* [WHAT IS NEEDED]: Your task is to copy every line of the records below that contains "Soil".

* [Records excerpted from a collection]:
------------

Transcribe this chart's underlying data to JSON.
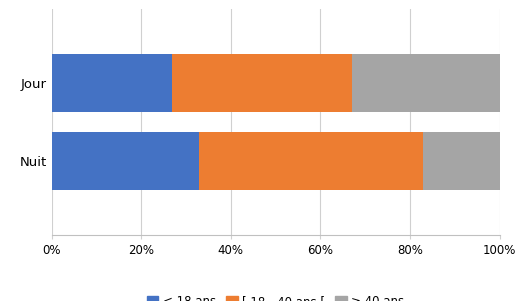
{
  "categories": [
    "Jour",
    "Nuit"
  ],
  "series": {
    "< 18 ans": [
      27,
      33
    ],
    "[ 18 - 40 ans [": [
      40,
      50
    ],
    "≥ 40 ans": [
      33,
      17
    ]
  },
  "colors": {
    "< 18 ans": "#4472C4",
    "[ 18 - 40 ans [": "#ED7D31",
    "≥ 40 ans": "#A5A5A5"
  },
  "xlim": [
    0,
    100
  ],
  "xticks": [
    0,
    20,
    40,
    60,
    80,
    100
  ],
  "xtick_labels": [
    "0%",
    "20%",
    "40%",
    "60%",
    "80%",
    "100%"
  ],
  "background_color": "#ffffff",
  "bar_height": 0.75,
  "legend_fontsize": 8.5,
  "tick_fontsize": 8.5,
  "ytick_fontsize": 9.5,
  "grid_color": "#d0d0d0",
  "border_color": "#c0c0c0"
}
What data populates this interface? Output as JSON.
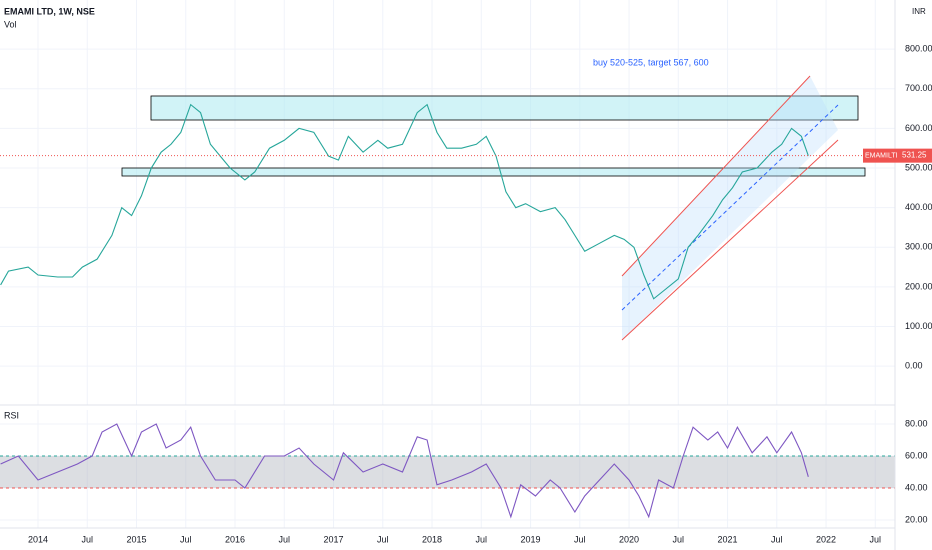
{
  "chart_data": [
    {
      "type": "line",
      "title": "EMAMI LTD, 1W, NSE",
      "volume_label": "Vol",
      "currency": "INR",
      "annotation": "buy 520-525, target 567, 600",
      "x": [
        2013.62,
        2013.7,
        2013.9,
        2014.0,
        2014.2,
        2014.35,
        2014.45,
        2014.6,
        2014.75,
        2014.85,
        2014.95,
        2015.05,
        2015.15,
        2015.25,
        2015.35,
        2015.45,
        2015.55,
        2015.65,
        2015.75,
        2015.85,
        2015.95,
        2016.1,
        2016.2,
        2016.35,
        2016.5,
        2016.65,
        2016.8,
        2016.95,
        2017.05,
        2017.15,
        2017.3,
        2017.45,
        2017.55,
        2017.7,
        2017.85,
        2017.95,
        2018.05,
        2018.15,
        2018.3,
        2018.45,
        2018.55,
        2018.65,
        2018.75,
        2018.85,
        2018.95,
        2019.1,
        2019.25,
        2019.35,
        2019.45,
        2019.55,
        2019.7,
        2019.85,
        2019.95,
        2020.05,
        2020.15,
        2020.25,
        2020.35,
        2020.5,
        2020.6,
        2020.7,
        2020.85,
        2020.95,
        2021.05,
        2021.15,
        2021.3,
        2021.45,
        2021.55,
        2021.65,
        2021.75,
        2021.82
      ],
      "series": [
        {
          "name": "EMAMILTD",
          "color": "#26a69a",
          "tag_color": "#ef5350",
          "values": [
            205,
            240,
            250,
            230,
            225,
            225,
            250,
            270,
            330,
            400,
            380,
            430,
            500,
            540,
            560,
            590,
            660,
            640,
            560,
            530,
            500,
            470,
            490,
            550,
            570,
            600,
            590,
            530,
            520,
            580,
            540,
            570,
            550,
            560,
            640,
            660,
            590,
            550,
            550,
            560,
            580,
            530,
            440,
            400,
            410,
            390,
            400,
            370,
            330,
            290,
            310,
            330,
            320,
            300,
            230,
            170,
            190,
            220,
            300,
            330,
            380,
            420,
            450,
            490,
            500,
            540,
            560,
            600,
            580,
            531.25
          ]
        }
      ],
      "xlim": [
        2013.614,
        2022.7
      ],
      "ylim": [
        -98,
        924
      ],
      "xticks": [
        {
          "value": 2014,
          "label": "2014"
        },
        {
          "value": 2014.5,
          "label": "Jul"
        },
        {
          "value": 2015,
          "label": "2015"
        },
        {
          "value": 2015.5,
          "label": "Jul"
        },
        {
          "value": 2016,
          "label": "2016"
        },
        {
          "value": 2016.5,
          "label": "Jul"
        },
        {
          "value": 2017,
          "label": "2017"
        },
        {
          "value": 2017.5,
          "label": "Jul"
        },
        {
          "value": 2018,
          "label": "2018"
        },
        {
          "value": 2018.5,
          "label": "Jul"
        },
        {
          "value": 2019,
          "label": "2019"
        },
        {
          "value": 2019.5,
          "label": "Jul"
        },
        {
          "value": 2020,
          "label": "2020"
        },
        {
          "value": 2020.5,
          "label": "Jul"
        },
        {
          "value": 2021,
          "label": "2021"
        },
        {
          "value": 2021.5,
          "label": "Jul"
        },
        {
          "value": 2022,
          "label": "2022"
        },
        {
          "value": 2022.5,
          "label": "Jul"
        }
      ],
      "yticks": [
        {
          "value": 0,
          "label": "0.00"
        },
        {
          "value": 100,
          "label": "100.00"
        },
        {
          "value": 200,
          "label": "200.00"
        },
        {
          "value": 300,
          "label": "300.00"
        },
        {
          "value": 400,
          "label": "400.00"
        },
        {
          "value": 500,
          "label": "500.00"
        },
        {
          "value": 600,
          "label": "600.00"
        },
        {
          "value": 700,
          "label": "700.00"
        },
        {
          "value": 800,
          "label": "800.00"
        }
      ],
      "grid": true
    },
    {
      "type": "line",
      "title": "RSI",
      "x": [
        2013.62,
        2013.8,
        2014.0,
        2014.2,
        2014.4,
        2014.55,
        2014.65,
        2014.8,
        2014.95,
        2015.05,
        2015.2,
        2015.3,
        2015.45,
        2015.55,
        2015.65,
        2015.8,
        2016.0,
        2016.1,
        2016.3,
        2016.5,
        2016.65,
        2016.8,
        2017.0,
        2017.1,
        2017.3,
        2017.5,
        2017.7,
        2017.85,
        2017.95,
        2018.05,
        2018.2,
        2018.4,
        2018.55,
        2018.7,
        2018.8,
        2018.9,
        2019.05,
        2019.2,
        2019.3,
        2019.45,
        2019.55,
        2019.7,
        2019.85,
        2020.0,
        2020.1,
        2020.2,
        2020.3,
        2020.45,
        2020.55,
        2020.65,
        2020.8,
        2020.9,
        2021.0,
        2021.1,
        2021.25,
        2021.4,
        2021.5,
        2021.65,
        2021.75,
        2021.82
      ],
      "series": [
        {
          "name": "RSI",
          "color": "#7e57c2",
          "values": [
            55,
            60,
            45,
            50,
            55,
            60,
            75,
            80,
            60,
            75,
            80,
            65,
            70,
            78,
            60,
            45,
            45,
            40,
            60,
            60,
            65,
            55,
            45,
            62,
            50,
            55,
            50,
            72,
            70,
            42,
            45,
            50,
            55,
            40,
            22,
            42,
            35,
            45,
            40,
            25,
            35,
            45,
            55,
            45,
            35,
            22,
            45,
            40,
            60,
            78,
            70,
            75,
            65,
            78,
            62,
            72,
            62,
            75,
            62,
            47
          ]
        }
      ],
      "band": [
        40,
        60
      ],
      "xlim": [
        2013.614,
        2022.7
      ],
      "ylim": [
        15,
        88.75
      ],
      "yticks": [
        {
          "value": 20,
          "label": "20.00"
        },
        {
          "value": 40,
          "label": "40.00"
        },
        {
          "value": 60,
          "label": "60.00"
        },
        {
          "value": 80,
          "label": "80.00"
        }
      ],
      "grid": true
    }
  ]
}
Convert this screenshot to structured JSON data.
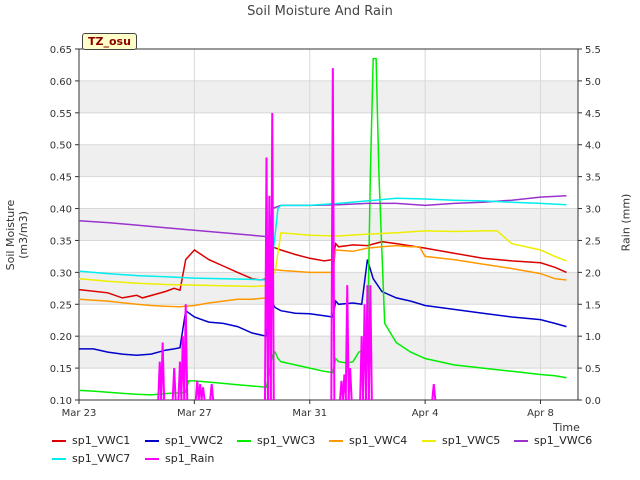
{
  "chart_data": {
    "type": "line",
    "title": "Soil Moisture And Rain",
    "badge": "TZ_osu",
    "xlabel": "Time",
    "ylabel": "Soil Moisture (m3/m3)",
    "y2label": "Rain (mm)",
    "xlim": [
      0,
      17.3
    ],
    "ylim": [
      0.1,
      0.65
    ],
    "y2lim": [
      0.0,
      5.5
    ],
    "x_tick_values": [
      0,
      4,
      8,
      12,
      16
    ],
    "x_tick_labels": [
      "Mar 23",
      "Mar 27",
      "Mar 31",
      "Apr 4",
      "Apr 8"
    ],
    "y_ticks": [
      "0.10",
      "0.15",
      "0.20",
      "0.25",
      "0.30",
      "0.35",
      "0.40",
      "0.45",
      "0.50",
      "0.55",
      "0.60",
      "0.65"
    ],
    "y2_ticks": [
      "0.0",
      "0.5",
      "1.0",
      "1.5",
      "2.0",
      "2.5",
      "3.0",
      "3.5",
      "4.0",
      "4.5",
      "5.0",
      "5.5"
    ],
    "grid": true,
    "legend_position": "bottom",
    "series": [
      {
        "name": "sp1_VWC1",
        "color": "#dd0000",
        "axis": "left",
        "x": [
          0,
          1,
          1.5,
          2,
          2.2,
          3,
          3.3,
          3.5,
          3.7,
          4,
          4.5,
          5,
          5.5,
          6,
          6.3,
          6.5,
          6.6,
          6.7,
          7,
          7.5,
          8,
          8.5,
          8.8,
          8.9,
          9,
          9.5,
          10,
          10.5,
          11,
          12,
          13,
          14,
          15,
          16,
          16.5,
          16.9
        ],
        "y": [
          0.273,
          0.268,
          0.26,
          0.264,
          0.26,
          0.27,
          0.275,
          0.272,
          0.32,
          0.335,
          0.32,
          0.31,
          0.3,
          0.29,
          0.288,
          0.29,
          0.342,
          0.34,
          0.335,
          0.328,
          0.322,
          0.318,
          0.32,
          0.345,
          0.34,
          0.343,
          0.342,
          0.348,
          0.345,
          0.338,
          0.33,
          0.322,
          0.318,
          0.315,
          0.308,
          0.3
        ]
      },
      {
        "name": "sp1_VWC2",
        "color": "#0000cc",
        "axis": "left",
        "x": [
          0,
          0.5,
          1,
          1.5,
          2,
          2.5,
          3,
          3.3,
          3.5,
          3.7,
          4,
          4.5,
          5,
          5.5,
          6,
          6.5,
          6.6,
          6.8,
          7,
          7.5,
          8,
          8.5,
          8.8,
          8.9,
          9,
          9.5,
          9.8,
          10,
          10.2,
          10.5,
          11,
          11.5,
          12,
          13,
          14,
          15,
          16,
          16.5,
          16.9
        ],
        "y": [
          0.18,
          0.18,
          0.175,
          0.172,
          0.17,
          0.172,
          0.178,
          0.18,
          0.182,
          0.24,
          0.23,
          0.222,
          0.22,
          0.215,
          0.205,
          0.2,
          0.26,
          0.245,
          0.24,
          0.236,
          0.235,
          0.232,
          0.23,
          0.255,
          0.25,
          0.252,
          0.25,
          0.32,
          0.29,
          0.27,
          0.26,
          0.255,
          0.248,
          0.242,
          0.236,
          0.23,
          0.226,
          0.22,
          0.215
        ]
      },
      {
        "name": "sp1_VWC3",
        "color": "#00ee00",
        "axis": "left",
        "x": [
          0,
          0.5,
          1,
          2,
          2.5,
          3,
          3.3,
          3.5,
          3.7,
          3.8,
          4,
          4.5,
          5,
          5.5,
          6,
          6.5,
          6.7,
          6.8,
          6.9,
          7,
          7.5,
          8,
          8.5,
          8.8,
          8.9,
          9,
          9.3,
          9.5,
          9.7,
          10,
          10.1,
          10.2,
          10.3,
          10.4,
          10.6,
          11,
          11.5,
          12,
          13,
          14,
          15,
          16,
          16.5,
          16.9
        ],
        "y": [
          0.115,
          0.114,
          0.112,
          0.109,
          0.108,
          0.11,
          0.111,
          0.111,
          0.112,
          0.13,
          0.13,
          0.128,
          0.126,
          0.124,
          0.122,
          0.12,
          0.17,
          0.175,
          0.165,
          0.16,
          0.155,
          0.15,
          0.145,
          0.143,
          0.165,
          0.16,
          0.158,
          0.16,
          0.175,
          0.18,
          0.45,
          0.635,
          0.635,
          0.45,
          0.22,
          0.19,
          0.175,
          0.165,
          0.155,
          0.15,
          0.145,
          0.14,
          0.138,
          0.135
        ]
      },
      {
        "name": "sp1_VWC4",
        "color": "#ff9900",
        "axis": "left",
        "x": [
          0,
          1,
          2,
          2.5,
          3,
          3.5,
          4,
          4.5,
          5,
          5.5,
          6,
          6.5,
          6.6,
          6.7,
          7,
          8,
          8.8,
          8.9,
          9.5,
          10,
          10.5,
          11,
          11.5,
          11.8,
          12,
          13,
          14,
          15,
          16,
          16.5,
          16.9
        ],
        "y": [
          0.258,
          0.255,
          0.25,
          0.248,
          0.247,
          0.246,
          0.248,
          0.252,
          0.255,
          0.258,
          0.258,
          0.26,
          0.285,
          0.305,
          0.303,
          0.3,
          0.3,
          0.335,
          0.333,
          0.338,
          0.34,
          0.342,
          0.34,
          0.34,
          0.325,
          0.32,
          0.313,
          0.306,
          0.298,
          0.29,
          0.288
        ]
      },
      {
        "name": "sp1_VWC5",
        "color": "#eeee00",
        "axis": "left",
        "x": [
          0,
          1,
          2,
          3,
          4,
          5,
          6,
          6.5,
          6.6,
          6.8,
          7,
          8,
          9,
          10,
          11,
          12,
          13,
          14,
          14.5,
          15,
          16,
          16.5,
          16.9
        ],
        "y": [
          0.29,
          0.286,
          0.283,
          0.281,
          0.28,
          0.279,
          0.278,
          0.279,
          0.295,
          0.3,
          0.362,
          0.358,
          0.357,
          0.36,
          0.362,
          0.365,
          0.364,
          0.365,
          0.365,
          0.345,
          0.335,
          0.325,
          0.318
        ]
      },
      {
        "name": "sp1_VWC6",
        "color": "#9933cc",
        "axis": "left",
        "x": [
          0,
          1,
          2,
          3,
          4,
          5,
          6,
          6.5,
          6.6,
          6.7,
          7,
          8,
          9,
          10,
          11,
          12,
          13,
          14,
          15,
          16,
          16.9
        ],
        "y": [
          0.381,
          0.378,
          0.374,
          0.37,
          0.366,
          0.362,
          0.358,
          0.356,
          0.355,
          0.4,
          0.405,
          0.405,
          0.406,
          0.408,
          0.408,
          0.405,
          0.408,
          0.41,
          0.413,
          0.418,
          0.42
        ]
      },
      {
        "name": "sp1_VWC7",
        "color": "#00eeee",
        "axis": "left",
        "x": [
          0,
          1,
          2,
          3,
          4,
          5,
          6,
          6.5,
          6.6,
          6.7,
          6.9,
          7,
          8,
          9,
          10,
          11,
          12,
          13,
          14,
          15,
          16,
          16.9
        ],
        "y": [
          0.302,
          0.298,
          0.295,
          0.293,
          0.291,
          0.29,
          0.289,
          0.288,
          0.287,
          0.32,
          0.4,
          0.405,
          0.405,
          0.408,
          0.412,
          0.416,
          0.415,
          0.413,
          0.412,
          0.41,
          0.408,
          0.406
        ]
      },
      {
        "name": "sp1_Rain",
        "color": "#ff00ff",
        "axis": "right",
        "bars": true,
        "x": [
          2.8,
          2.9,
          3.3,
          3.5,
          3.6,
          3.7,
          4.1,
          4.2,
          4.3,
          4.6,
          6.5,
          6.6,
          6.7,
          8.8,
          9.1,
          9.2,
          9.3,
          9.4,
          9.8,
          9.9,
          10.0,
          10.1,
          12.3
        ],
        "y": [
          0.6,
          0.9,
          0.5,
          0.6,
          1.0,
          1.5,
          0.3,
          0.25,
          0.2,
          0.25,
          3.8,
          3.2,
          4.5,
          5.2,
          0.3,
          0.4,
          1.8,
          0.5,
          1.0,
          1.5,
          1.8,
          1.8,
          0.25
        ]
      }
    ]
  }
}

------------

* [WORKED SOLUTION]:
    "title": "Soil Moisture And Rain",
    "ylabel": "Soil Moisture (m3/m3)",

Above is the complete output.